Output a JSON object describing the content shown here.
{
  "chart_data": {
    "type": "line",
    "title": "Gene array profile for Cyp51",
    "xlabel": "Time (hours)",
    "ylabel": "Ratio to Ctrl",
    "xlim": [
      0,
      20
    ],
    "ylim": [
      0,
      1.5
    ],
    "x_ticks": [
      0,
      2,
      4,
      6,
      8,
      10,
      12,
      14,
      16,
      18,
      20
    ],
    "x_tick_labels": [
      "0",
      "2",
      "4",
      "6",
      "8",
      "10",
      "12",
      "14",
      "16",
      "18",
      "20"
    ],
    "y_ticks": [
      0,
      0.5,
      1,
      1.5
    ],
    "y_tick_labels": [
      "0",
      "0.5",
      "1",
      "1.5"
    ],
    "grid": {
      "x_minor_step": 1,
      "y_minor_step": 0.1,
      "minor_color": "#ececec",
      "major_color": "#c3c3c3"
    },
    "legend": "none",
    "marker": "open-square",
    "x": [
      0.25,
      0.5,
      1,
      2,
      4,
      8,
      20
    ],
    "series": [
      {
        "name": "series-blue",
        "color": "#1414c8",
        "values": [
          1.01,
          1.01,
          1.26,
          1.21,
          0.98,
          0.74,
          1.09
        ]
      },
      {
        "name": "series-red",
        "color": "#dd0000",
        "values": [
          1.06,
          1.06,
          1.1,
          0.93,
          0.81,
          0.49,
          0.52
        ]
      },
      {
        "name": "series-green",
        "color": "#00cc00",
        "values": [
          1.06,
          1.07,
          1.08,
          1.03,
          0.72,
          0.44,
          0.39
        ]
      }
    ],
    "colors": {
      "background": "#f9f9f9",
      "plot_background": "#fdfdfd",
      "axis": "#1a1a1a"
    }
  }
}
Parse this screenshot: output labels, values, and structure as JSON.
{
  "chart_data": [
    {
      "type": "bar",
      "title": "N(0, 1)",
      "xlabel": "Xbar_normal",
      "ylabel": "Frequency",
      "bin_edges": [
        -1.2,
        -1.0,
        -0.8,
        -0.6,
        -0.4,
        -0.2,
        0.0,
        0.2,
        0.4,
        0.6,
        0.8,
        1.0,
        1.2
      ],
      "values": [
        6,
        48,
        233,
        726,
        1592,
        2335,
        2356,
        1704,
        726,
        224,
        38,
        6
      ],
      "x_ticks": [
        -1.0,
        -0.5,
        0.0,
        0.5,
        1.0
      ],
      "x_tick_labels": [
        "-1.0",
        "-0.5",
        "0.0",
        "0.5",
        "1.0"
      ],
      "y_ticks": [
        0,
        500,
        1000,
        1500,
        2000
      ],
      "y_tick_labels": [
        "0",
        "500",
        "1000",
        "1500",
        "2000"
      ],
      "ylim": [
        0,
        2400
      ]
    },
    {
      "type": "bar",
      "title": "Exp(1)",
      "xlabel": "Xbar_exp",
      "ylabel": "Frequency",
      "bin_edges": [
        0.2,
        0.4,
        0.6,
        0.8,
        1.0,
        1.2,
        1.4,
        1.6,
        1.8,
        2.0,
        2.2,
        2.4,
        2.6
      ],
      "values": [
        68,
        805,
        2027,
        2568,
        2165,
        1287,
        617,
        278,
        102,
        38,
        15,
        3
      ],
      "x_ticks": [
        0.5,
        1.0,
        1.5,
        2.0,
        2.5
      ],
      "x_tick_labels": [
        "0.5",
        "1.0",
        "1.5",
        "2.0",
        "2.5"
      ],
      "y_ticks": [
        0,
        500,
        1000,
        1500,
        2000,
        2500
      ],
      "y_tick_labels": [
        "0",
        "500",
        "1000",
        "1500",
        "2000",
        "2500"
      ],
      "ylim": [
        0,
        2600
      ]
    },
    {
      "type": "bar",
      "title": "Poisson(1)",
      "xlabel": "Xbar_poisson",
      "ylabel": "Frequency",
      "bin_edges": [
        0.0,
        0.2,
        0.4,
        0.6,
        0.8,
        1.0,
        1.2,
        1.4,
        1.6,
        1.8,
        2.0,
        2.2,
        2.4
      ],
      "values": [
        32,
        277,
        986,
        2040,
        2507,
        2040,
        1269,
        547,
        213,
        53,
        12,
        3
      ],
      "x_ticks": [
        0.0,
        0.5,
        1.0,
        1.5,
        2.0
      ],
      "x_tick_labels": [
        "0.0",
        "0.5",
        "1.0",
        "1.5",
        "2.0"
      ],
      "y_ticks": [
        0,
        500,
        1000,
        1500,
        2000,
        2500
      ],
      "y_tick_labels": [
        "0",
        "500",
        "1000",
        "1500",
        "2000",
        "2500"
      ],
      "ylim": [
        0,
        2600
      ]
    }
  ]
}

# What is asked
Search the data above for the word "JSON", then gather each line in which it appears.

# Response to this task
Output a JSON object describing the content shown here.
Parse this screenshot: output labels, values, and structure as JSON.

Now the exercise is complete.